We were involved in one of the most amazing undercover operations of all time, on land and sea, pitted against a drugs gang whose army of traffickers would have required a dozen stickers on a world map, from Britain to Croatia, to Holland, to Canada.
Venezuela, France, Spain and beyond. This was Operation Dash, a combined venture by law enforcement agencies triggered off by a South East Regional Crime Squad surveillance on an old-time villain looking to pull off one last big job before he retired.

It all went wrong for Bobby Mills and his cronies when the entire haul of 6.5 tons of high-grade hash was snatched from under their noses in a combined operation by the police in six countries, Customs, and Royal Navy. It was the first time, in fact, that British Naval vessels had been used to round up drug smugglers on the high seas.

I was on secondment from SO10 to the SERCS office in Tottenham Court Road in 1993 when we received an underworld tip-off that Bobby Mills was ‘at it’ again. I say again because Mills was already in prison serving ten years for exactly the same crime, smuggling puff in huge quantities into the UK. He’d been a good boy inside and had been transferred towards the end of his sentence to HMP Latchmere House, on Ham Common, near Richmond, Surrey, as part of a resettlement programme. He was allowed out on a daily basis to ‘reintegrate’ into society and get used to returning to the routine of work. Or that was the idea. Mills had managed to get a friend of his, as most of them do, to say that he was going to be offered employment when he left jail. The authorities allowed him out in the morning and back at night. But Bobby Mills was never intending to work. He was busy sorting out a major league cannabis importation that he reckoned would set him up financially for the rest of his life. Mills became our number-one target. He was the key to bigger things. We were discreetly watching
him as he toddled off daily to his non-existent job.

We discovered he was working in cahoots with a world-renowned international drug-dealer called Marc Feviet, a Frenchman, and a Sicilian Mafia figure called Locatelli who was known to be involved with Columbian-organised crime gangs. Our surveillance work stretched from weeks into months. The unmistakable message was simple: something really big was on the go. Finally our intelligence network picked up the information we needed; the job was to be the biggest-ever shipment of cannabis into a South of England port. It was to be picked up in the Atlantic from a ‘mother ship’ operated by an international drugs cartel. The 1,000-ton vessel, called
Poseidon,
was fitted with state-of-the-art navigational systems and satellite communications. In effect, it was a floating warehouse from which the world’s drug-dealers could buy their supplies. That is, if they liked a sea trip and had the bottle to brave the Atlantic ocean at its most unpredictable.
Poseidon
operated solely in international waters. No cosy handovers in the calm of coastal waters. She returned to port only to re-stock with more drugs, normally in Morocco. The gang were dealing in tons of the stuff on a wholesale basis. Ganja galore; Spliffs ‘R’ Us.

Our intelligence network gained a major breakthrough when we discovered Mills and his associates were looking to hire a boat, plus crew, to make a trip out to
Poseidon
to pick up 6.5 tons of hash for distribution to UK dealers. The boat would sail out to meet the
Poseidon
at a given point off the Portuguese coast and ferry its valuable cargo back to a British port under cover of darkness. A chance, at last, to infiltrate the very heart of this huge cannabis
conglomerate. Step aboard SO10. Undercover operators required.

(Stored entries)
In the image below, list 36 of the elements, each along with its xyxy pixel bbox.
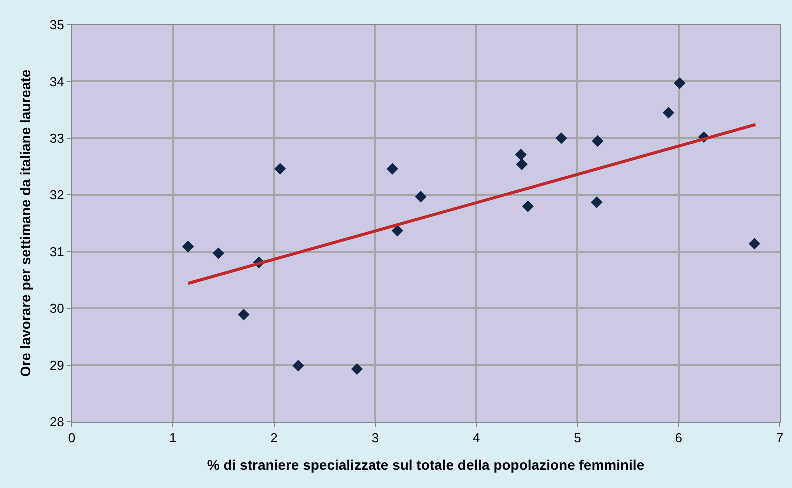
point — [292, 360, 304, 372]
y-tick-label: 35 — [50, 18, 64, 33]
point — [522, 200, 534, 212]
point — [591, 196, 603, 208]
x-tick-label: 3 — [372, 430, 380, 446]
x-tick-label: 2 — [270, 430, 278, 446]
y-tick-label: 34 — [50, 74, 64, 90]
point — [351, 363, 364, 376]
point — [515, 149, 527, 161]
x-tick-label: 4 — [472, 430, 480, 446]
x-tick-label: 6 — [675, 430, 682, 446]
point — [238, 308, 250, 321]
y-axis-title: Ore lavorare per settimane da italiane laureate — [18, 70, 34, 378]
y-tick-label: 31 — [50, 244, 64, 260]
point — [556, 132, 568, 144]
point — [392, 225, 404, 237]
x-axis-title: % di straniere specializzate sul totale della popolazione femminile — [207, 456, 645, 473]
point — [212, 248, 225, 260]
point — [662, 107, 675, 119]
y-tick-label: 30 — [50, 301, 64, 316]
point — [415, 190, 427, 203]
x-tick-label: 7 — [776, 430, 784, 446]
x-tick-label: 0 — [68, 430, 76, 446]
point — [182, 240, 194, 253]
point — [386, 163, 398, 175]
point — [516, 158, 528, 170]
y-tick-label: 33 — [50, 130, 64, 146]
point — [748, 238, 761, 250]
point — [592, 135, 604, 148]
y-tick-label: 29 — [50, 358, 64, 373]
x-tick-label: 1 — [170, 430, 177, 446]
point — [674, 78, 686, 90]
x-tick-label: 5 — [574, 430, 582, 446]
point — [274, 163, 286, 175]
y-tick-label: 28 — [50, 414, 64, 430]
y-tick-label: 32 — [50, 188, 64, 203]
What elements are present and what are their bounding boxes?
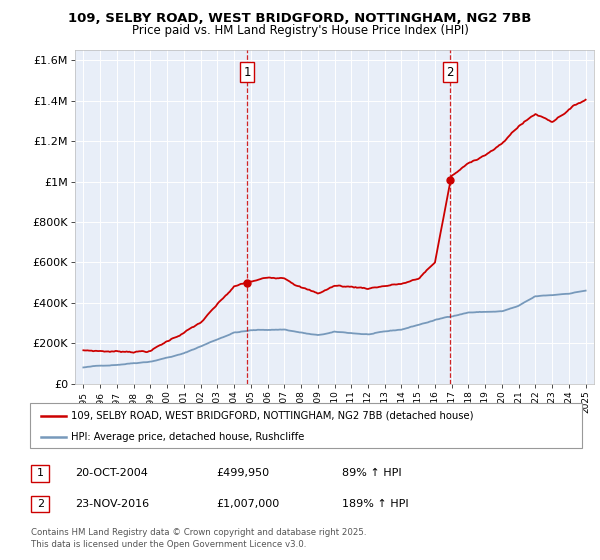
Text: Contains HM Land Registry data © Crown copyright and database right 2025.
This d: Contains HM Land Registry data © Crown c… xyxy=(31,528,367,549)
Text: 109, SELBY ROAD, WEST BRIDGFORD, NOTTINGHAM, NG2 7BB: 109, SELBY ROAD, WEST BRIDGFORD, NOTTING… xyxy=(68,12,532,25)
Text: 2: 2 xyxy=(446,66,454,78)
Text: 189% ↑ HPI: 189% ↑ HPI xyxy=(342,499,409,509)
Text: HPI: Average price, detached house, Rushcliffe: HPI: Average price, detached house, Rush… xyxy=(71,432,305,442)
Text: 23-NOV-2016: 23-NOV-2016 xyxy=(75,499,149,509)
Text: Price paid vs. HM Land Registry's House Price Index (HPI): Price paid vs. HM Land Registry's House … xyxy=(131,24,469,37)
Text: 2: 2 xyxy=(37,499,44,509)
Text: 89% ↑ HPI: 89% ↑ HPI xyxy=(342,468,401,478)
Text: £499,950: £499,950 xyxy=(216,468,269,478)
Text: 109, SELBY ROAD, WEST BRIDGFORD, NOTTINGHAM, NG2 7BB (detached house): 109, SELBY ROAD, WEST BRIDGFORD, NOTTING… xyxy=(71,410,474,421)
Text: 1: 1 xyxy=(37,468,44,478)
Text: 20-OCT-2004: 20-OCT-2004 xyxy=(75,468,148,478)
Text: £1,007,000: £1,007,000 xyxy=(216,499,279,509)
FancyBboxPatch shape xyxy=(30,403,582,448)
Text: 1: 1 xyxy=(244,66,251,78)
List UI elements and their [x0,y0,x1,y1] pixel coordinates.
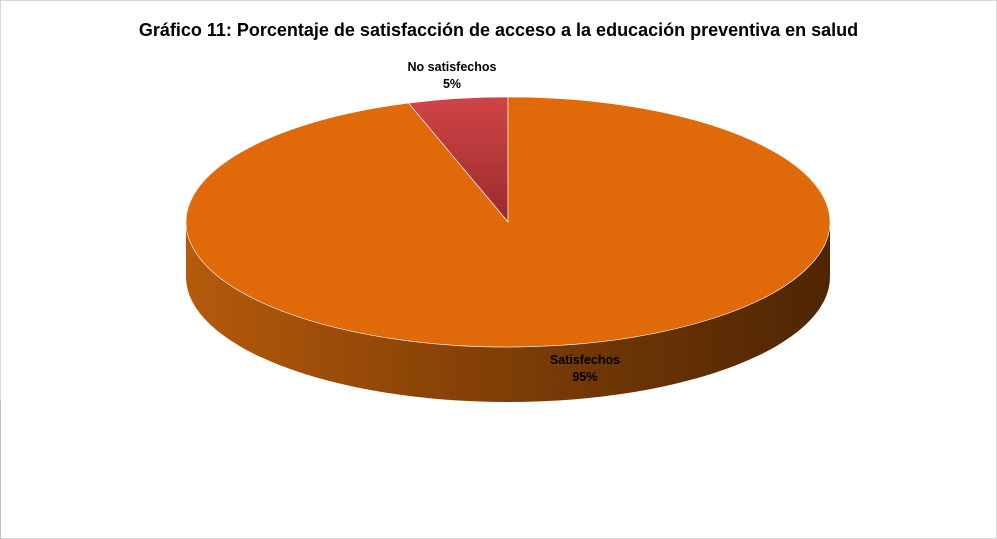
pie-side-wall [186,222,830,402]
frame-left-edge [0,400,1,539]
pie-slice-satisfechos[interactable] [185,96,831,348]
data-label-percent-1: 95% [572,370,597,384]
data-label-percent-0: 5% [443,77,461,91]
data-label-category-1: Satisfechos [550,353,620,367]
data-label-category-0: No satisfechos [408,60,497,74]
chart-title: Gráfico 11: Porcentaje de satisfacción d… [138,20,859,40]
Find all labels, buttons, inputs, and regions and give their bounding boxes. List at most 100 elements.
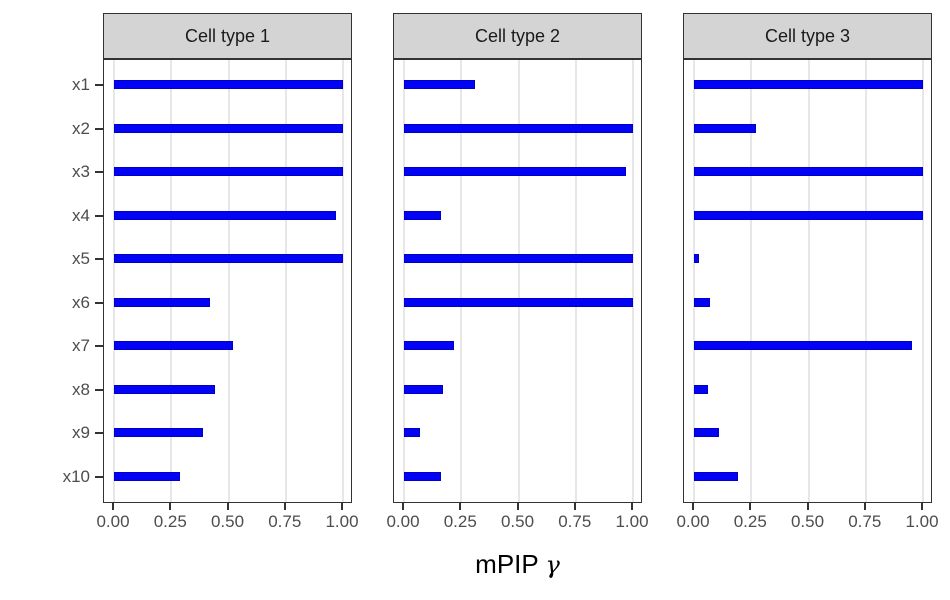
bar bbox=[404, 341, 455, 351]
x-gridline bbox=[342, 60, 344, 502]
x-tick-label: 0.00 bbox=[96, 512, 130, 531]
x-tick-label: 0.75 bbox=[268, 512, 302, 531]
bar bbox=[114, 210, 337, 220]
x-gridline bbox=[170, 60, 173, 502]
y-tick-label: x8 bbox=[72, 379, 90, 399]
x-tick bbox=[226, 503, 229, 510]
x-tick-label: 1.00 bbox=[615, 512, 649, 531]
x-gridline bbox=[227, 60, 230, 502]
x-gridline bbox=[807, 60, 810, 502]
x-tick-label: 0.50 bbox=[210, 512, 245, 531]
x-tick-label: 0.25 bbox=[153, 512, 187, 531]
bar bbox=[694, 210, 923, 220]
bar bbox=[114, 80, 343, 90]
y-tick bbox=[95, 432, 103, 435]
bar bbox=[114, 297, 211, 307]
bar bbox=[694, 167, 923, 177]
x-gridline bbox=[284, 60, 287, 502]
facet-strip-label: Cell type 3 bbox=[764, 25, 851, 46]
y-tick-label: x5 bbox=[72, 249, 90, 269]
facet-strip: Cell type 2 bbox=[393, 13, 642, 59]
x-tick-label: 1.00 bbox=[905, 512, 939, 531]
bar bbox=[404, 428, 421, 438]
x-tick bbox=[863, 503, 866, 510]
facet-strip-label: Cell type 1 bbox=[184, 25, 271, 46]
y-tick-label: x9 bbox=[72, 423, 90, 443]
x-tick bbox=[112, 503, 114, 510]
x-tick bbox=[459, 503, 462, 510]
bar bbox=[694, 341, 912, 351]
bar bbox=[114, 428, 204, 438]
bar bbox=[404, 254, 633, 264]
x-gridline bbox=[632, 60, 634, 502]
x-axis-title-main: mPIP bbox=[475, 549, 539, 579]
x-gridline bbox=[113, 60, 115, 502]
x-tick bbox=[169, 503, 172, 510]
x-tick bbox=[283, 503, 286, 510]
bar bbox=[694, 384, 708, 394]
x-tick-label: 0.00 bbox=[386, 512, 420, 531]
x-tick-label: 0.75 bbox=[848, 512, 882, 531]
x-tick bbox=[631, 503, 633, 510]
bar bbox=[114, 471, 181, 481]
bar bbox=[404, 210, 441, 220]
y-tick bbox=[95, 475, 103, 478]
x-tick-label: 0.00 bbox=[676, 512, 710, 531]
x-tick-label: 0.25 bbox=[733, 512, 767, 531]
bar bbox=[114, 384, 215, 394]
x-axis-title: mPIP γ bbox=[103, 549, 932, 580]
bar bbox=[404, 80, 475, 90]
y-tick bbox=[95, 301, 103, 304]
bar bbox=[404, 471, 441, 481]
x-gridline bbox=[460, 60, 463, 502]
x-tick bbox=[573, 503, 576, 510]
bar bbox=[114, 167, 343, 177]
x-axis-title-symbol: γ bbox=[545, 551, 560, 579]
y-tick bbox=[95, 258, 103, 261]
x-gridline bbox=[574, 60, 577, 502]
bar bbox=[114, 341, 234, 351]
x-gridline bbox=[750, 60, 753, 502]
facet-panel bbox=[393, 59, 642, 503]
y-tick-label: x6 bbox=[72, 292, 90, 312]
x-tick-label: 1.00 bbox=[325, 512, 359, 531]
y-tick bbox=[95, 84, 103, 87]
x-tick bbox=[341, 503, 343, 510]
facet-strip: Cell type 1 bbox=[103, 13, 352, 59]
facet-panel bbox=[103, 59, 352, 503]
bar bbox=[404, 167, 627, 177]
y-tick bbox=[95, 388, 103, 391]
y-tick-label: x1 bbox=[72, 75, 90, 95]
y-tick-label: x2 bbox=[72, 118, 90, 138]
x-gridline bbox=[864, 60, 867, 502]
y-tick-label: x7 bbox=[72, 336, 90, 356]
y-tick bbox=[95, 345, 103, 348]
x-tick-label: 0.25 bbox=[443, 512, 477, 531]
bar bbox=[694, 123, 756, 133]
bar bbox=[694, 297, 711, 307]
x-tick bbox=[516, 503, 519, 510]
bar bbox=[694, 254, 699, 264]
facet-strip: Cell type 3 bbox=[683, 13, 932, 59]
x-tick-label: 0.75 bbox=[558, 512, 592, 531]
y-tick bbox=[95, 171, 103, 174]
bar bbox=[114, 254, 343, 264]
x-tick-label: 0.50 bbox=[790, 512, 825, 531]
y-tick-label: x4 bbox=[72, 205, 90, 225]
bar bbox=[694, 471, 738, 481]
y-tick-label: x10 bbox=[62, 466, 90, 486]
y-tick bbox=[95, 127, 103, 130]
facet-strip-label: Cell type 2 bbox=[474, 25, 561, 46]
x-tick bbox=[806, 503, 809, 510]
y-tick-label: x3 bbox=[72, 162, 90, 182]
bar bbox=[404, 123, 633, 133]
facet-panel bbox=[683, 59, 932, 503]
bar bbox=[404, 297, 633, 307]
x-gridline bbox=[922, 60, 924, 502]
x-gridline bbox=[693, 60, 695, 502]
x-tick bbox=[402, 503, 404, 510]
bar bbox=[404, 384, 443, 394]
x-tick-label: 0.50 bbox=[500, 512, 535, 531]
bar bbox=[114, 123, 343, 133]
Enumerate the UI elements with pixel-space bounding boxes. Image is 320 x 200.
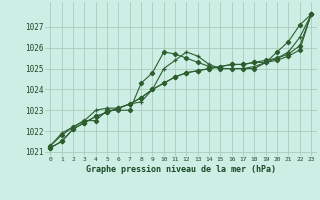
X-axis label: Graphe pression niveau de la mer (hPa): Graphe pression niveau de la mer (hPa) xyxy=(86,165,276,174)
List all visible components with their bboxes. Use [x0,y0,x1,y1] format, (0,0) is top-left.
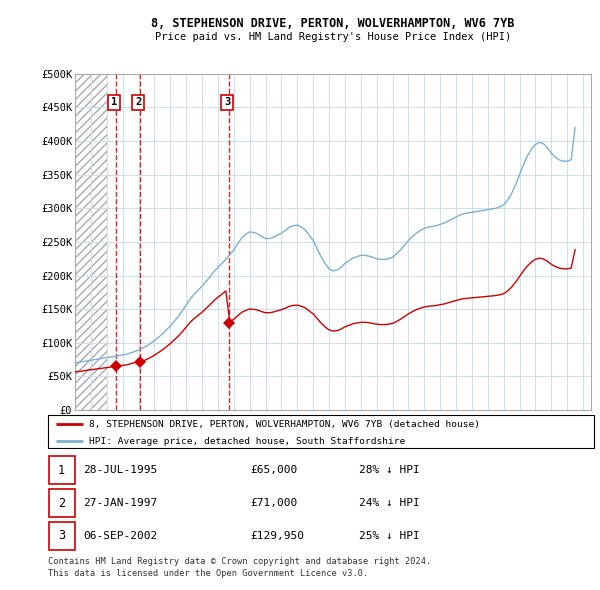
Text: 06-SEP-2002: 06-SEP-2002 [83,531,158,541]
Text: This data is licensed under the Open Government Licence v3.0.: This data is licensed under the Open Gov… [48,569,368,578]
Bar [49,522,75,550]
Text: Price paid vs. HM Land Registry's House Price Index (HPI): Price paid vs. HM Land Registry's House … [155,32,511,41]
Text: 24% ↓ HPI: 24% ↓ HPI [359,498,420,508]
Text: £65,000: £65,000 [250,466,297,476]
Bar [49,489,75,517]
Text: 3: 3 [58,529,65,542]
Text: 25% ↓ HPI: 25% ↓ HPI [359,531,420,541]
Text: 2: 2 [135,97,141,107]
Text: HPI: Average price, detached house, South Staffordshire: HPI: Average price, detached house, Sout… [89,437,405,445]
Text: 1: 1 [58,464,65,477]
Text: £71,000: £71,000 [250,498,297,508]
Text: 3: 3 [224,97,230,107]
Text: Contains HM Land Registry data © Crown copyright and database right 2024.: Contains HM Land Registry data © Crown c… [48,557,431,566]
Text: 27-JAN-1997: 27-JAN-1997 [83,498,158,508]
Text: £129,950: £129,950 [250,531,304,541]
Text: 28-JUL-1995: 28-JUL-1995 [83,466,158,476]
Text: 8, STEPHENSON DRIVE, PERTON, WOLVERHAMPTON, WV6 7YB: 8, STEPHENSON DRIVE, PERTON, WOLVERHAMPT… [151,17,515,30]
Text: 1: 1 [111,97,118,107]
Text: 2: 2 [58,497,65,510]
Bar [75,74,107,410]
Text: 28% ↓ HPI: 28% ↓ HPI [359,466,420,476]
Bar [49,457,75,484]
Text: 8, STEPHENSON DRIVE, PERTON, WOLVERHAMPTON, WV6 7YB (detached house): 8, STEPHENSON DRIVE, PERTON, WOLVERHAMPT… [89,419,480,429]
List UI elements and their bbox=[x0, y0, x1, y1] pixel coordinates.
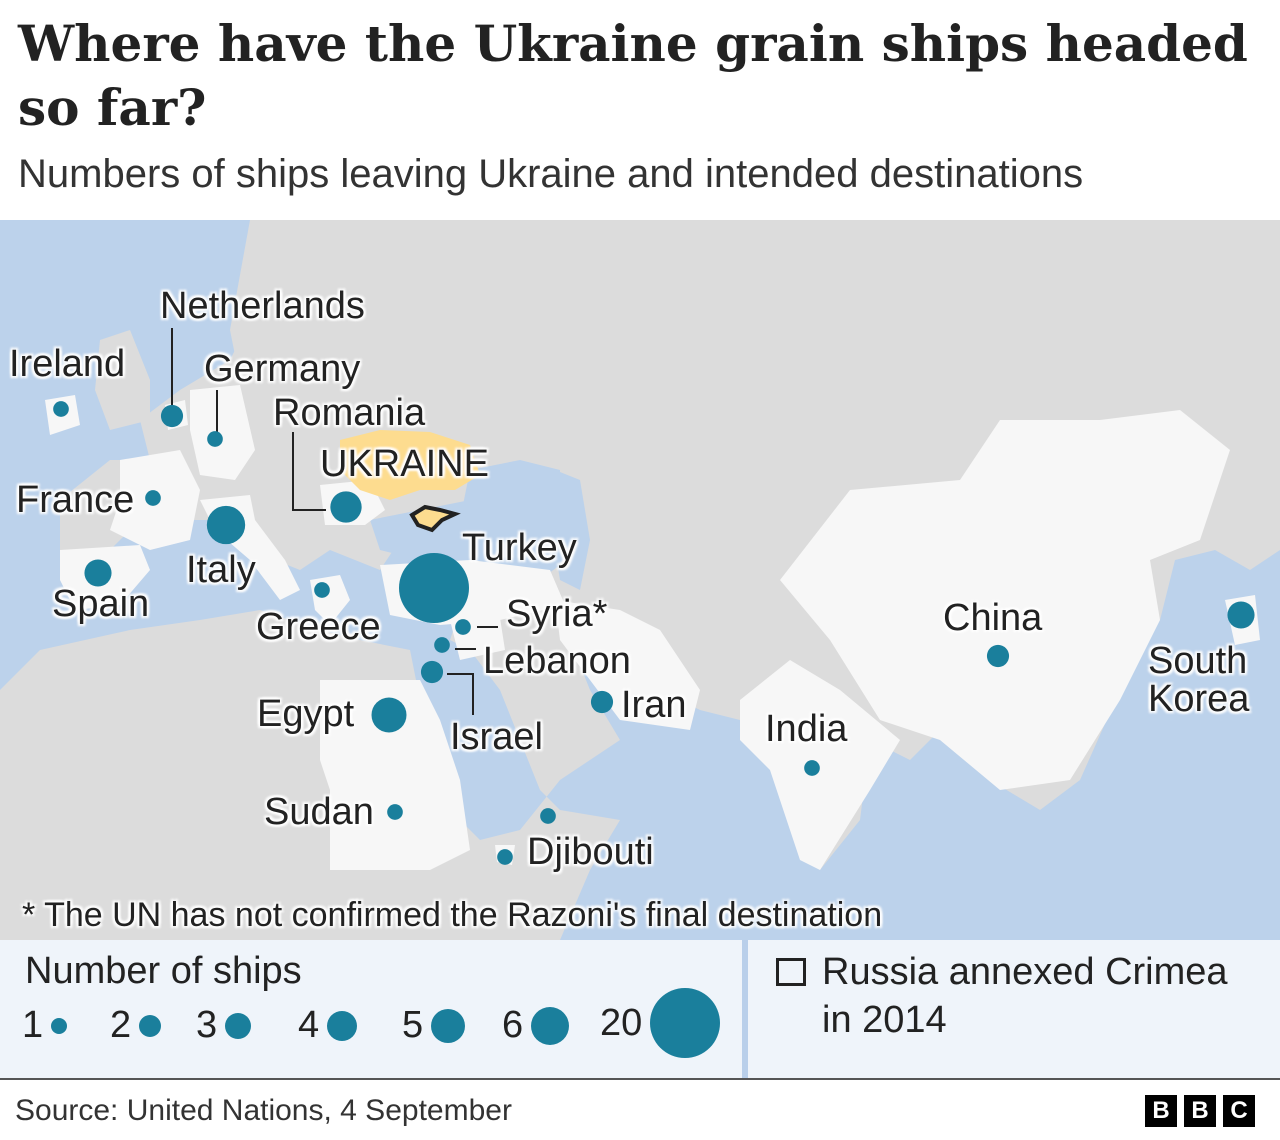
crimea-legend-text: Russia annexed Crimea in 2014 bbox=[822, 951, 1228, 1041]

**TO-DO LIST**
1 – In the Operation Dash account, which prison was Bobby Mills transferred to toward the end of his sentence?
2 – Write out the passage of the Operation Dash account from "Venezuela, France, Spain" to "before he retired.".
None of the stored entries matter here.

**TASK RESPONSES**
1 – HMP Latchmere House, on Ham Common, near Richmond, Surrey.

2 –
Venezuela, France, Spain and beyond. This was Operation Dash, a combined venture by law enforcement agencies triggered off by a South East Regional Crime Squad surveillance on an old-time villain looking to pull off one last big job before he retired.